▶ **Data**:
....

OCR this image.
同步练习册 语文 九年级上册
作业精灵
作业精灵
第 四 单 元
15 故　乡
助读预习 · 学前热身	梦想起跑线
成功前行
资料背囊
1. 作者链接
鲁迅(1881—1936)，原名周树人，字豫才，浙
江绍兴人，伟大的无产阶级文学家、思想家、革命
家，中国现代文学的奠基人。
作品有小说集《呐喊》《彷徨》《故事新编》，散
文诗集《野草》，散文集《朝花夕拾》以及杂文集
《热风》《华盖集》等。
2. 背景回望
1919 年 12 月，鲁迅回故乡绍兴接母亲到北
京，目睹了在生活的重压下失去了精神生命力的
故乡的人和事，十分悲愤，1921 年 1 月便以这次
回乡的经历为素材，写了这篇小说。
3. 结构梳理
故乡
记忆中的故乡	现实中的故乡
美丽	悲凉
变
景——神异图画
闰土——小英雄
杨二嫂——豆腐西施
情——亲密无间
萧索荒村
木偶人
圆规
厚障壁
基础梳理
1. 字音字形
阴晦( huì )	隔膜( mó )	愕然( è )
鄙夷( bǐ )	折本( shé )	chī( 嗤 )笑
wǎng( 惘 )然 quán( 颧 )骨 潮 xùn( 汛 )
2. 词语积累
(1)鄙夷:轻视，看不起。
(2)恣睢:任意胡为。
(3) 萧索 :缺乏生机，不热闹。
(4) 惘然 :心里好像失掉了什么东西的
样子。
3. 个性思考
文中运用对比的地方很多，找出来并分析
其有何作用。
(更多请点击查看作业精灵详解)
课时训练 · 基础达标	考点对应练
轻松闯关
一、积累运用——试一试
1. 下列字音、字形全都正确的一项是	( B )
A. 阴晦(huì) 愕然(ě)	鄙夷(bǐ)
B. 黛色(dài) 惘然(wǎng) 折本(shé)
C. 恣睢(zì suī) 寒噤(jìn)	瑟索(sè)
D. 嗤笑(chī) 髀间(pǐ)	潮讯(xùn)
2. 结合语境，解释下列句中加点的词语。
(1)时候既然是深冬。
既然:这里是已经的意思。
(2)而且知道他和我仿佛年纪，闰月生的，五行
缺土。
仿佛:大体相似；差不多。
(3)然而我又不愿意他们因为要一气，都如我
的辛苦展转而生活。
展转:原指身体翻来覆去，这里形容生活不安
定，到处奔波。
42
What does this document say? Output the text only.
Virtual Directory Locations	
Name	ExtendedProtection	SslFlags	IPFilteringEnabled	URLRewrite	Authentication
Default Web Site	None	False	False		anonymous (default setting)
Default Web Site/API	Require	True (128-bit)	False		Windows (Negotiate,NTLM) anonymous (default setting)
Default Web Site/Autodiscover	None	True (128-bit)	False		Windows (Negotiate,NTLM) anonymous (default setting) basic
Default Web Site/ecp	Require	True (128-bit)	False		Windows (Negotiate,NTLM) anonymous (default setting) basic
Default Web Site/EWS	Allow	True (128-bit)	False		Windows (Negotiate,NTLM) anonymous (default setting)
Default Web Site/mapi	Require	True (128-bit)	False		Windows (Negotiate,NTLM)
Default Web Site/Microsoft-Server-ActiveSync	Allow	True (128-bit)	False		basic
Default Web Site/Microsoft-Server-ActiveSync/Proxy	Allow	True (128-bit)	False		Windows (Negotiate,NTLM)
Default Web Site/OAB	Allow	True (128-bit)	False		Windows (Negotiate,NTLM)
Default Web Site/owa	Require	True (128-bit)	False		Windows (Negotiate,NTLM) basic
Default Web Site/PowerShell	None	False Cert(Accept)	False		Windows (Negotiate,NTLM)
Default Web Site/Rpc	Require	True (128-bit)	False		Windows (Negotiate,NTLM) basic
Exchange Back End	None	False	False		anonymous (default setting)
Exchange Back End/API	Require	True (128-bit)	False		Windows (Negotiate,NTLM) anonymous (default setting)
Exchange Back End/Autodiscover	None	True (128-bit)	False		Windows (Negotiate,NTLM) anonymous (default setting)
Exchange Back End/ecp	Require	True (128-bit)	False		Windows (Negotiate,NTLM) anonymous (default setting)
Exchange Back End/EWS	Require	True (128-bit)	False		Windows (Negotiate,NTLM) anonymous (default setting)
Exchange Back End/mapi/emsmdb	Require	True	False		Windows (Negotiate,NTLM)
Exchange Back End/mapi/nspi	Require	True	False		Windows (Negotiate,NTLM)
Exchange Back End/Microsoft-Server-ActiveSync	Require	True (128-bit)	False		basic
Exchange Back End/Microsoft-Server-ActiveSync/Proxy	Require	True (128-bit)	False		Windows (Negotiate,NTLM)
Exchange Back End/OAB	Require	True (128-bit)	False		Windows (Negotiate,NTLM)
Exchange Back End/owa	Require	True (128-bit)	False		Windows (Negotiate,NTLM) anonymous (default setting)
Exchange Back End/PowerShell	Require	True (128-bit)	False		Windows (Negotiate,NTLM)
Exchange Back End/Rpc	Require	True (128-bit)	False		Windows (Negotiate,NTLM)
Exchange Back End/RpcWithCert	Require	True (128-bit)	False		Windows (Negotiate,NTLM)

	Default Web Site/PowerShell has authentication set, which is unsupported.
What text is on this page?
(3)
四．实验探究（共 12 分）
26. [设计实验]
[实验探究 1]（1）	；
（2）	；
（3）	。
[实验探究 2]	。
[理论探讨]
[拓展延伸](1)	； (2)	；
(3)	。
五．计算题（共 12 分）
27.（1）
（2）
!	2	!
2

....

▶ **Work to do**:
Copy every line of the listing containing the string "wǎng".

▶ **Complete answer**:
wǎng( 惘 )然 quán( 颧 )骨 潮 xùn( 汛 )
B. 黛色(dài) 惘然(wǎng) 折本(shé)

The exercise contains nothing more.